◆ GIVEN PROBLEM
Using the material that follows, identify and copy each line with the string "text".

◆ MATERIALS PROVIDED
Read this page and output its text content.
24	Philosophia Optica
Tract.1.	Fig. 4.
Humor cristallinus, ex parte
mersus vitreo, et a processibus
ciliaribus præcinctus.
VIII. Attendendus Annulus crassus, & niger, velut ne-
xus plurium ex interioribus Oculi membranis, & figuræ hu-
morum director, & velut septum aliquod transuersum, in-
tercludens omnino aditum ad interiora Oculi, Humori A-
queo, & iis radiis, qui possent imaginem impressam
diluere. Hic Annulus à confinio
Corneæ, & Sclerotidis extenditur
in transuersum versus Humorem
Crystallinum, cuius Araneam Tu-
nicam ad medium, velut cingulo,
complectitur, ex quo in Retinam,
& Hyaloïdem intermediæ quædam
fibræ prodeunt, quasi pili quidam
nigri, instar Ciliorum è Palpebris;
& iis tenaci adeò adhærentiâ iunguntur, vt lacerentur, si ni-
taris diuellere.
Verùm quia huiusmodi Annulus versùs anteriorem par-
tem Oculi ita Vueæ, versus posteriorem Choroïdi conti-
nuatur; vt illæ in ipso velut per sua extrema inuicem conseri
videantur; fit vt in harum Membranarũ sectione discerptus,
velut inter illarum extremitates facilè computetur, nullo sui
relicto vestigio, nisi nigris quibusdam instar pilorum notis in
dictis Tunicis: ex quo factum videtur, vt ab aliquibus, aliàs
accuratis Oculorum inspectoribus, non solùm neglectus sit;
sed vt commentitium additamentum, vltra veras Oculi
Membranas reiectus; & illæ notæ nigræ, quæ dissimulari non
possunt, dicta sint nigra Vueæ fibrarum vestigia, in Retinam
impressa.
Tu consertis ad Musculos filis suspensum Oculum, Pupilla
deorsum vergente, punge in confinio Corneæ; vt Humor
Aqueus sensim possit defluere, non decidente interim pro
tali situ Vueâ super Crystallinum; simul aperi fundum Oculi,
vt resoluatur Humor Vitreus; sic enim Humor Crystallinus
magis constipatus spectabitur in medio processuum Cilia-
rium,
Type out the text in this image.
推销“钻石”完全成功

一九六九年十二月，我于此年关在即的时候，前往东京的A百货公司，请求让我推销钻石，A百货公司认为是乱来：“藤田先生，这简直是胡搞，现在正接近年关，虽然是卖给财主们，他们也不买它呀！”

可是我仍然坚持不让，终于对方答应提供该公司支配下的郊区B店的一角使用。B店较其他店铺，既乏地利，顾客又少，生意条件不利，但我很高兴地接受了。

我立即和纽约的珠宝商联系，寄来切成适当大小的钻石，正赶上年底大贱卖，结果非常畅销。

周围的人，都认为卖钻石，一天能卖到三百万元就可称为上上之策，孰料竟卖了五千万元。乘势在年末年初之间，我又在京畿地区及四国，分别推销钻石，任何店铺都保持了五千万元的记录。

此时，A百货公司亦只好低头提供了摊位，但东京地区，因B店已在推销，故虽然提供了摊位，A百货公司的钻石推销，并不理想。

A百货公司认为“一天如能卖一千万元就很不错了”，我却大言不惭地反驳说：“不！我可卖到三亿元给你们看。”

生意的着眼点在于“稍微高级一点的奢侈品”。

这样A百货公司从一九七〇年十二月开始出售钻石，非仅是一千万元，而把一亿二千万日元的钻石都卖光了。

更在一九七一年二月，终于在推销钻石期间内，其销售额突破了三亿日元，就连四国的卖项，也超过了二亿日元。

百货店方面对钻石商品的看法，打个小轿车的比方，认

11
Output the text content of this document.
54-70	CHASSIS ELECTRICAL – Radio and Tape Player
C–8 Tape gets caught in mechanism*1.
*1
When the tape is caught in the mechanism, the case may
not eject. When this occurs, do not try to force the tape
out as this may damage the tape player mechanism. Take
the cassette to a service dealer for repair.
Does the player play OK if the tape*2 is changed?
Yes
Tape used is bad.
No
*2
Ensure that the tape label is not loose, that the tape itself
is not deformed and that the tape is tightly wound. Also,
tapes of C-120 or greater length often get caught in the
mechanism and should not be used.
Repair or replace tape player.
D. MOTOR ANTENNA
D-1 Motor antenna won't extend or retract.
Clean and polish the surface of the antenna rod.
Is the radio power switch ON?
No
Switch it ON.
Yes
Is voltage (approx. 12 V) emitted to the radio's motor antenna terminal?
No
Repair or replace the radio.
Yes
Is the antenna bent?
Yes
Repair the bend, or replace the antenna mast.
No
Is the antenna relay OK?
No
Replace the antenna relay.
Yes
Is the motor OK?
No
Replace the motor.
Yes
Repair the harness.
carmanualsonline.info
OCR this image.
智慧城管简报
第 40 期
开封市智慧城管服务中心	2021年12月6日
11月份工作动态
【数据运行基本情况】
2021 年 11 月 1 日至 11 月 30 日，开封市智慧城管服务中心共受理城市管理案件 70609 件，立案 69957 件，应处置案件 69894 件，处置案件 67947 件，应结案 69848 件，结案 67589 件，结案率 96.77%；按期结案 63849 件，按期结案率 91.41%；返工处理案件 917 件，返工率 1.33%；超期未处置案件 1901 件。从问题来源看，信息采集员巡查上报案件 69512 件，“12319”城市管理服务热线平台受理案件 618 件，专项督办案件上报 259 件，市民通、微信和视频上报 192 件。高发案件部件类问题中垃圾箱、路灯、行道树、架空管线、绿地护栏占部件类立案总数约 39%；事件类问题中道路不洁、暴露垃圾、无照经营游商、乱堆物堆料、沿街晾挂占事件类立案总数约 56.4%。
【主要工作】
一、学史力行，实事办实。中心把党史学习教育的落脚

◆ RESULT BELOW
Read this page and output its text content.
Type out the text in this image.
Output the text content of this document.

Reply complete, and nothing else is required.